> [Task statement]: Keep only the lines that hold the string "name", filtering out the rest of the entries below.

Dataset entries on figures
########################################
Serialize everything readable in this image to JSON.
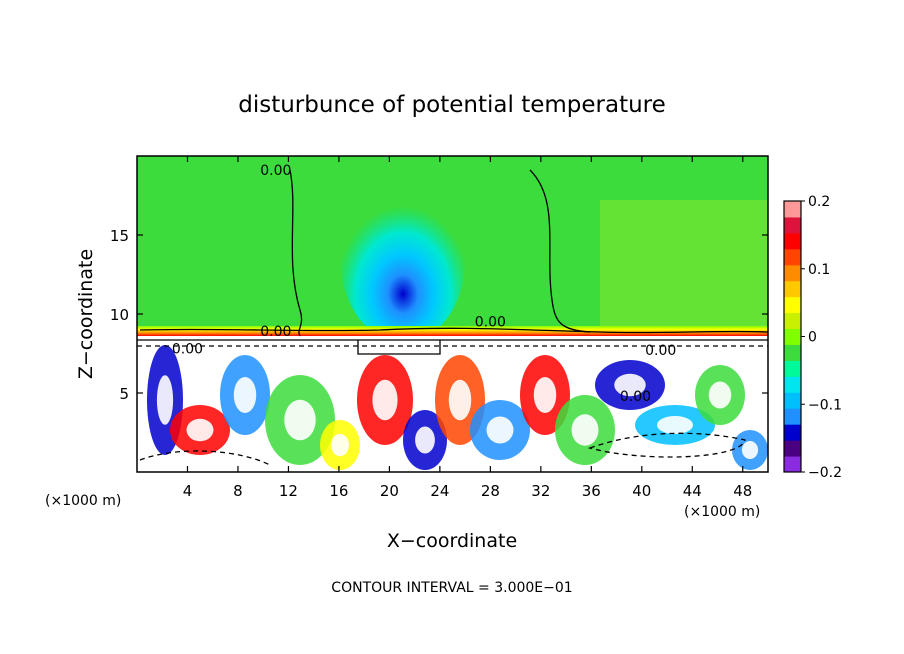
{
  "chart_data": {
    "type": "heatmap",
    "title": "disturbunce of potential temperature",
    "xlabel": "X−coordinate",
    "ylabel": "Z−coordinate",
    "x_unit": "(×1000 m)",
    "z_unit": "(×1000 m)",
    "x_ticks": [
      4,
      8,
      12,
      16,
      20,
      24,
      28,
      32,
      36,
      40,
      44,
      48
    ],
    "z_ticks": [
      5,
      10,
      15
    ],
    "xlim": [
      0,
      50
    ],
    "zlim": [
      0,
      20
    ],
    "colorbar": {
      "ticks": [
        0.2,
        0.1,
        0,
        -0.1,
        -0.2
      ],
      "tick_labels": [
        "0.2",
        "0.1",
        "0",
        "−0.1",
        "−0.2"
      ],
      "range": [
        -0.2,
        0.2
      ],
      "colors": [
        "#8a2be2",
        "#4b0082",
        "#0000cd",
        "#1e90ff",
        "#00bfff",
        "#00e5ee",
        "#00fa9a",
        "#3cdc3c",
        "#7fff00",
        "#c8f000",
        "#ffff00",
        "#ffc800",
        "#ff8c00",
        "#ff4500",
        "#ff0000",
        "#dc143c",
        "#ff9999"
      ]
    },
    "contour_labels": [
      {
        "text": "0.00",
        "x": 11,
        "z": 18.8
      },
      {
        "text": "0.00",
        "x": 28,
        "z": 9.2
      },
      {
        "text": "0.00",
        "x": 41.5,
        "z": 7.4
      },
      {
        "text": "0.00",
        "x": 39.5,
        "z": 4.5
      },
      {
        "text": "0.00",
        "x": 11,
        "z": 8.6
      },
      {
        "text": "0.00",
        "x": 4,
        "z": 7.5
      }
    ],
    "fields": {
      "upper_background": 0.02,
      "central_cold_anomaly": {
        "x": 20.5,
        "z": 10,
        "min": -0.12
      },
      "tropopause_z": 9,
      "lower_layer_top_z": 8.3
    },
    "footer": "CONTOUR INTERVAL = 3.000E−01"
  }
}
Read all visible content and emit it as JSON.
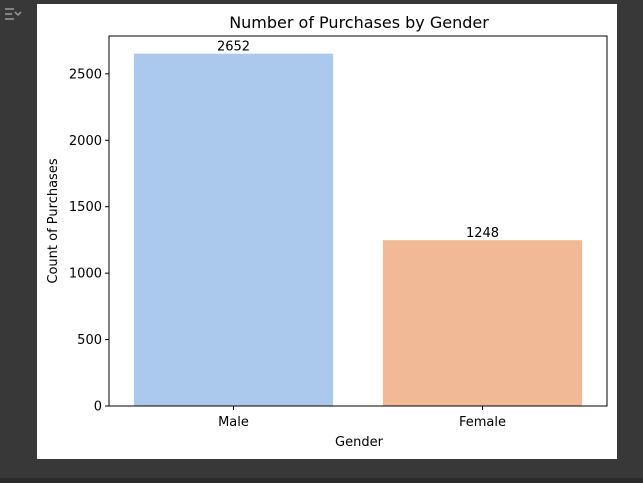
{
  "output_toggle": {
    "icon": "collapse-output-icon"
  },
  "chart_data": {
    "type": "bar",
    "title": "Number of Purchases by Gender",
    "xlabel": "Gender",
    "ylabel": "Count of Purchases",
    "categories": [
      "Male",
      "Female"
    ],
    "values": [
      2652,
      1248
    ],
    "data_labels": [
      "2652",
      "1248"
    ],
    "colors": [
      "#abc9ec",
      "#f1b995"
    ],
    "ylim": [
      0,
      2785
    ],
    "yticks": [
      0,
      500,
      1000,
      1500,
      2000,
      2500
    ],
    "grid": false,
    "legend": "none"
  }
}
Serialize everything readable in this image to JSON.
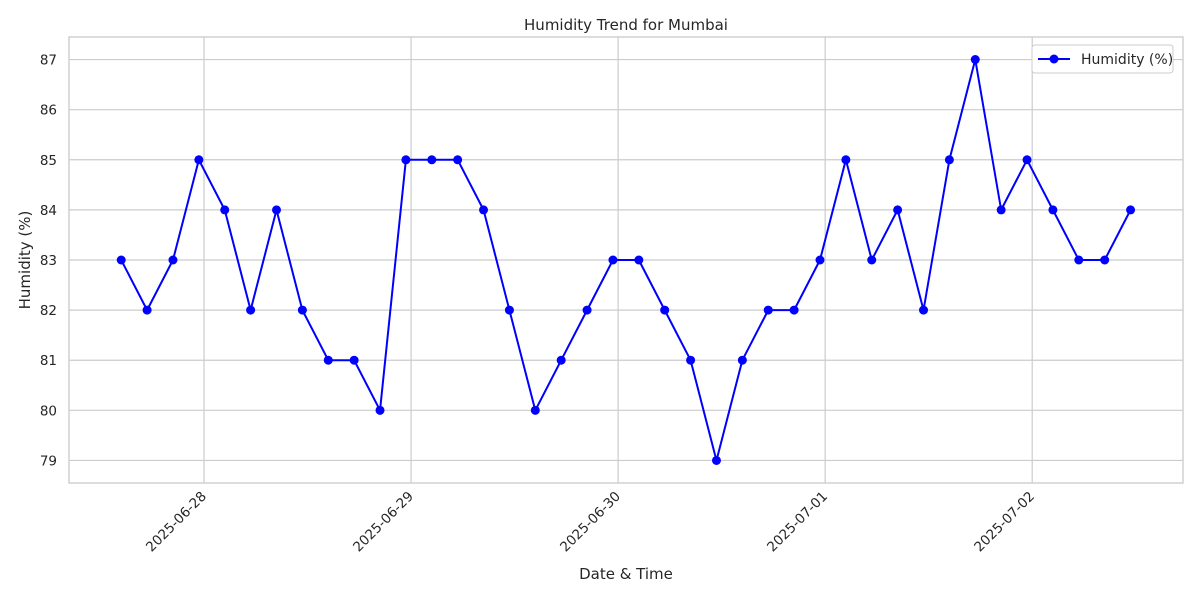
{
  "chart_data": {
    "type": "line",
    "title": "Humidity Trend for Mumbai",
    "xlabel": "Date & Time",
    "ylabel": "Humidity (%)",
    "x_ticks": [
      "2025-06-28",
      "2025-06-29",
      "2025-06-30",
      "2025-07-01",
      "2025-07-02"
    ],
    "x_tick_days": [
      1,
      2,
      3,
      4,
      5
    ],
    "y_ticks": [
      79,
      80,
      81,
      82,
      83,
      84,
      85,
      86,
      87
    ],
    "ylim": [
      78.55,
      87.45
    ],
    "xlim_days": [
      0.3478,
      5.7283
    ],
    "grid": true,
    "legend_position": "top-right",
    "series": [
      {
        "name": "Humidity (%)",
        "color": "#0000ff",
        "marker": "circle",
        "x_days": [
          0.6,
          0.725,
          0.85,
          0.975,
          1.1,
          1.225,
          1.35,
          1.475,
          1.6,
          1.725,
          1.85,
          1.975,
          2.1,
          2.225,
          2.35,
          2.475,
          2.6,
          2.725,
          2.85,
          2.975,
          3.1,
          3.225,
          3.35,
          3.475,
          3.6,
          3.725,
          3.85,
          3.975,
          4.1,
          4.225,
          4.35,
          4.475,
          4.6,
          4.725,
          4.85,
          4.975,
          5.1,
          5.225,
          5.35,
          5.475
        ],
        "values": [
          83,
          82,
          83,
          85,
          84,
          82,
          84,
          82,
          81,
          81,
          80,
          85,
          85,
          85,
          84,
          82,
          80,
          81,
          82,
          83,
          83,
          82,
          81,
          79,
          81,
          82,
          82,
          83,
          85,
          83,
          84,
          82,
          85,
          87,
          84,
          85,
          84,
          83,
          83,
          84
        ]
      }
    ]
  }
}
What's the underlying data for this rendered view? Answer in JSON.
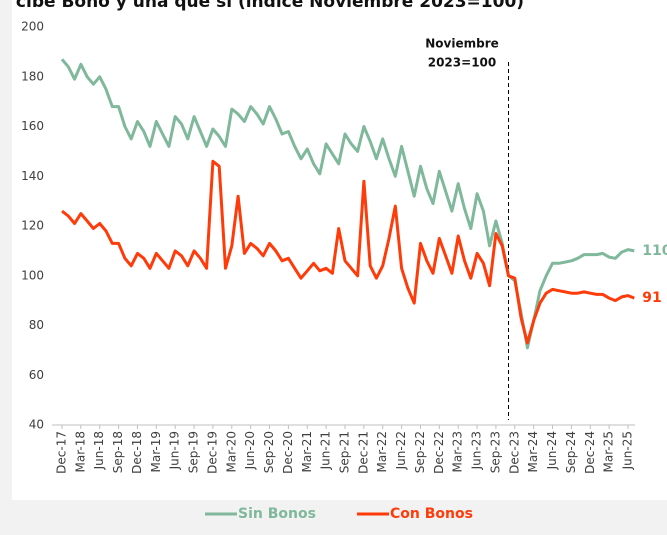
{
  "chart_data": {
    "type": "line",
    "title": "cibe Bono y una que sí (índice Noviembre 2023=100)",
    "annotation": [
      "Noviembre",
      "2023=100"
    ],
    "categories": [
      "Dec-17",
      null,
      null,
      "Mar-18",
      null,
      null,
      "Jun-18",
      null,
      null,
      "Sep-18",
      null,
      null,
      "Dec-18",
      null,
      null,
      "Mar-19",
      null,
      null,
      "Jun-19",
      null,
      null,
      "Sep-19",
      null,
      null,
      "Dec-19",
      null,
      null,
      "Mar-20",
      null,
      null,
      "Jun-20",
      null,
      null,
      "Sep-20",
      null,
      null,
      "Dec-20",
      null,
      null,
      "Mar-21",
      null,
      null,
      "Jun-21",
      null,
      null,
      "Sep-21",
      null,
      null,
      "Dec-21",
      null,
      null,
      "Mar-22",
      null,
      null,
      "Jun-22",
      null,
      null,
      "Sep-22",
      null,
      null,
      "Dec-22",
      null,
      null,
      "Mar-23",
      null,
      null,
      "Jun-23",
      null,
      null,
      "Sep-23",
      null,
      null,
      "Dec-23",
      null,
      null,
      "Mar-24",
      null,
      null,
      "Jun-24",
      null,
      null,
      "Sep-24",
      null,
      null,
      "Dec-24",
      null,
      null,
      "Mar-25",
      null,
      null,
      "Jun-25",
      null
    ],
    "series": [
      {
        "name": "Sin Bonos",
        "color": "#7fb89b",
        "values": [
          187,
          184,
          179,
          185,
          180,
          177,
          180,
          175,
          168,
          168,
          160,
          155,
          162,
          158,
          152,
          162,
          157,
          152,
          164,
          161,
          155,
          164,
          158,
          152,
          159,
          156,
          152,
          167,
          165,
          162,
          168,
          165,
          161,
          168,
          163,
          157,
          158,
          152,
          147,
          151,
          145,
          141,
          153,
          149,
          145,
          157,
          153,
          150,
          160,
          154,
          147,
          155,
          147,
          140,
          152,
          142,
          132,
          144,
          135,
          129,
          142,
          134,
          126,
          137,
          127,
          119,
          133,
          126,
          112,
          122,
          113,
          100,
          98,
          85,
          71,
          82,
          94,
          100,
          105,
          105,
          105.5,
          106,
          107,
          108.5,
          108.5,
          108.5,
          109,
          107.5,
          107,
          109.5,
          110.5,
          110
        ]
      },
      {
        "name": "Con Bonos",
        "color": "#ff3b0a",
        "values": [
          126,
          124,
          121,
          125,
          122,
          119,
          121,
          118,
          113,
          113,
          107,
          104,
          109,
          107,
          103,
          109,
          106,
          103,
          110,
          108,
          104,
          110,
          107,
          103,
          146,
          144,
          103,
          112,
          132,
          109,
          113,
          111,
          108,
          113,
          110,
          106,
          107,
          103,
          99,
          102,
          105,
          102,
          103,
          101,
          119,
          106,
          103,
          100,
          138,
          104,
          99,
          104,
          115,
          128,
          103,
          95,
          89,
          113,
          106,
          101,
          115,
          108,
          101,
          116,
          106,
          99,
          109,
          105,
          96,
          117,
          112,
          100,
          99,
          83,
          73,
          82,
          89,
          93,
          94.5,
          94,
          93.5,
          93,
          93,
          93.5,
          93,
          92.5,
          92.5,
          91,
          90,
          91.5,
          92,
          91
        ]
      }
    ],
    "ylim": [
      40,
      200
    ],
    "yticks": [
      40,
      60,
      80,
      100,
      120,
      140,
      160,
      180,
      200
    ],
    "grid": false,
    "legend": "bottom"
  }
}
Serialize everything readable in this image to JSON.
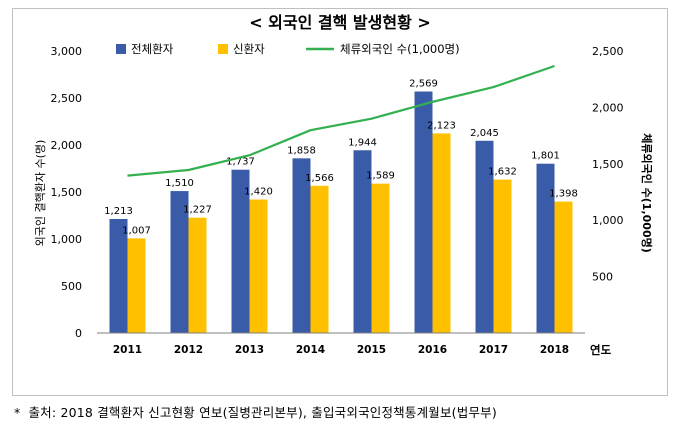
{
  "chart_data": {
    "type": "bar",
    "title": "< 외국인 결핵 발생현황 >",
    "xlabel": "연도",
    "ylabel": "외국인 결핵환자 수(명)",
    "y2label": "체류외국인 수(1,000명)",
    "categories": [
      "2011",
      "2012",
      "2013",
      "2014",
      "2015",
      "2016",
      "2017",
      "2018"
    ],
    "ylim": [
      0,
      3000
    ],
    "y_ticks": [
      "0",
      "500",
      "1,000",
      "1,500",
      "2,000",
      "2,500",
      "3,000"
    ],
    "y2lim": [
      0,
      2500
    ],
    "y2_ticks": [
      "500",
      "1,000",
      "1,500",
      "2,000",
      "2,500"
    ],
    "grid": false,
    "legend_position": "top",
    "series": [
      {
        "name": "전체환자",
        "type": "bar",
        "axis": "left",
        "color": "#3a5ca8",
        "values": [
          1213,
          1510,
          1737,
          1858,
          1944,
          2569,
          2045,
          1801
        ],
        "labels": [
          "1,213",
          "1,510",
          "1,737",
          "1,858",
          "1,944",
          "2,569",
          "2,045",
          "1,801"
        ]
      },
      {
        "name": "신환자",
        "type": "bar",
        "axis": "left",
        "color": "#ffc000",
        "values": [
          1007,
          1227,
          1420,
          1566,
          1589,
          2123,
          1632,
          1398
        ],
        "labels": [
          "1,007",
          "1,227",
          "1,420",
          "1,566",
          "1,589",
          "2,123",
          "1,632",
          "1,398"
        ]
      },
      {
        "name": "체류외국인 수(1,000명)",
        "type": "line",
        "axis": "right",
        "color": "#33b050",
        "values": [
          1395,
          1445,
          1576,
          1798,
          1900,
          2049,
          2180,
          2367
        ]
      }
    ]
  },
  "footnote": {
    "marker": "*",
    "text": "출처: 2018 결핵환자 신고현황 연보(질병관리본부), 출입국외국인정책통계월보(법무부)"
  }
}
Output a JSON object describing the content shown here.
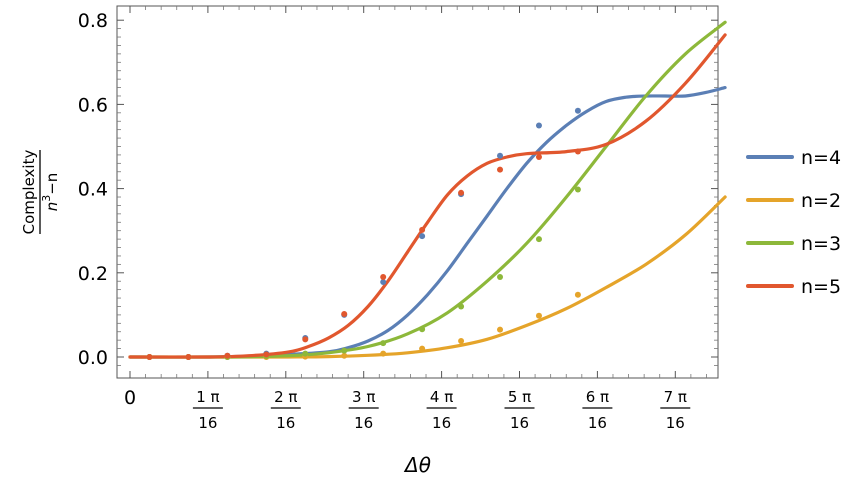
{
  "chart_data": {
    "type": "line",
    "xlabel": "Δθ",
    "ylabel_numerator": "Complexity",
    "ylabel_denominator_base": "n",
    "ylabel_denominator_exp": "3",
    "ylabel_denominator_tail": "−n",
    "xlim": [
      -0.03,
      0.468
    ],
    "ylim": [
      -0.03,
      0.82
    ],
    "x_zero_label": "0",
    "x_ticks": [
      {
        "value": 0.19635,
        "num": "1 π",
        "den": "16"
      },
      {
        "value": 0.3927,
        "num": "2 π",
        "den": "16"
      },
      {
        "value": 0.58905,
        "num": "3 π",
        "den": "16"
      },
      {
        "value": 0.7854,
        "num": "4 π",
        "den": "16"
      },
      {
        "value": 0.98175,
        "num": "5 π",
        "den": "16"
      },
      {
        "value": 1.1781,
        "num": "6 π",
        "den": "16"
      },
      {
        "value": 1.37445,
        "num": "7 π",
        "den": "16"
      }
    ],
    "y_ticks": [
      {
        "value": 0.0,
        "label": "0.0"
      },
      {
        "value": 0.2,
        "label": "0.2"
      },
      {
        "value": 0.4,
        "label": "0.4"
      },
      {
        "value": 0.6,
        "label": "0.6"
      },
      {
        "value": 0.8,
        "label": "0.8"
      }
    ],
    "legend_position": "right",
    "series": [
      {
        "name": "n=4",
        "color": "#5b7fb5",
        "points_x": [
          0.0982,
          0.2945,
          0.4909,
          0.6872,
          0.8836,
          1.0799,
          1.2763,
          1.4726,
          1.669,
          1.8653,
          2.0617,
          2.258
        ],
        "points_y": [
          0.0,
          0.0,
          0.003,
          0.008,
          0.045,
          0.1,
          0.178,
          0.287,
          0.387,
          0.478,
          0.55,
          0.585
        ],
        "curve_x": [
          0.0,
          0.4,
          0.6,
          0.8,
          1.0,
          1.1,
          1.2,
          1.3,
          1.4,
          1.5,
          1.6,
          1.7,
          1.8,
          1.9,
          2.0,
          2.1,
          2.2,
          2.3,
          2.4,
          2.5,
          2.6,
          2.7,
          2.8,
          2.9,
          3.0
        ],
        "curve_y": [
          0.0,
          0.0,
          0.002,
          0.006,
          0.012,
          0.022,
          0.038,
          0.063,
          0.1,
          0.148,
          0.205,
          0.27,
          0.335,
          0.4,
          0.46,
          0.51,
          0.55,
          0.583,
          0.607,
          0.617,
          0.62,
          0.62,
          0.62,
          0.628,
          0.64
        ]
      },
      {
        "name": "n=2",
        "color": "#e5a42a",
        "points_x": [
          0.0982,
          0.2945,
          0.4909,
          0.6872,
          0.8836,
          1.0799,
          1.2763,
          1.4726,
          1.669,
          1.8653,
          2.0617,
          2.258
        ],
        "points_y": [
          0.0,
          0.0,
          0.0,
          0.0,
          0.001,
          0.003,
          0.008,
          0.02,
          0.038,
          0.065,
          0.098,
          0.148
        ],
        "curve_x": [
          0.0,
          0.5,
          0.8,
          1.0,
          1.2,
          1.4,
          1.6,
          1.8,
          2.0,
          2.2,
          2.4,
          2.6,
          2.8,
          3.0
        ],
        "curve_y": [
          0.0,
          0.0,
          0.0,
          0.001,
          0.004,
          0.01,
          0.022,
          0.042,
          0.075,
          0.115,
          0.165,
          0.22,
          0.29,
          0.38
        ]
      },
      {
        "name": "n=3",
        "color": "#8db83a",
        "points_x": [
          0.0982,
          0.2945,
          0.4909,
          0.6872,
          0.8836,
          1.0799,
          1.2763,
          1.4726,
          1.669,
          1.8653,
          2.0617,
          2.258
        ],
        "points_y": [
          0.0,
          0.0,
          0.0,
          0.002,
          0.008,
          0.015,
          0.033,
          0.066,
          0.12,
          0.19,
          0.28,
          0.398
        ],
        "curve_x": [
          0.0,
          0.5,
          0.8,
          1.0,
          1.2,
          1.4,
          1.6,
          1.8,
          2.0,
          2.2,
          2.4,
          2.6,
          2.8,
          3.0
        ],
        "curve_y": [
          0.0,
          0.0,
          0.003,
          0.01,
          0.025,
          0.055,
          0.105,
          0.18,
          0.27,
          0.38,
          0.5,
          0.62,
          0.72,
          0.795
        ]
      },
      {
        "name": "n=5",
        "color": "#e1572e",
        "points_x": [
          0.0982,
          0.2945,
          0.4909,
          0.6872,
          0.8836,
          1.0799,
          1.2763,
          1.4726,
          1.669,
          1.8653,
          2.0617,
          2.258
        ],
        "points_y": [
          0.0,
          0.0,
          0.003,
          0.006,
          0.042,
          0.102,
          0.19,
          0.302,
          0.39,
          0.445,
          0.475,
          0.488
        ],
        "curve_x": [
          0.0,
          0.4,
          0.6,
          0.8,
          0.9,
          1.0,
          1.1,
          1.2,
          1.3,
          1.4,
          1.5,
          1.6,
          1.7,
          1.8,
          1.9,
          2.0,
          2.2,
          2.4,
          2.6,
          2.8,
          3.0
        ],
        "curve_y": [
          0.0,
          0.0,
          0.003,
          0.012,
          0.025,
          0.045,
          0.075,
          0.12,
          0.18,
          0.25,
          0.32,
          0.385,
          0.43,
          0.46,
          0.475,
          0.483,
          0.488,
          0.505,
          0.56,
          0.65,
          0.765
        ]
      }
    ]
  }
}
########################################
> [Exercise result]:
        "name": "Humidity (%)",
        "name": "Sin Bonos",
        "name": "Con Bonos",
        "name": "전체환자",
        "name": "신환자",
        "name": "체류외국인 수(1,000명)",
        "name": "n=4",
        "name": "n=2",
        "name": "n=3",
        "name": "n=5",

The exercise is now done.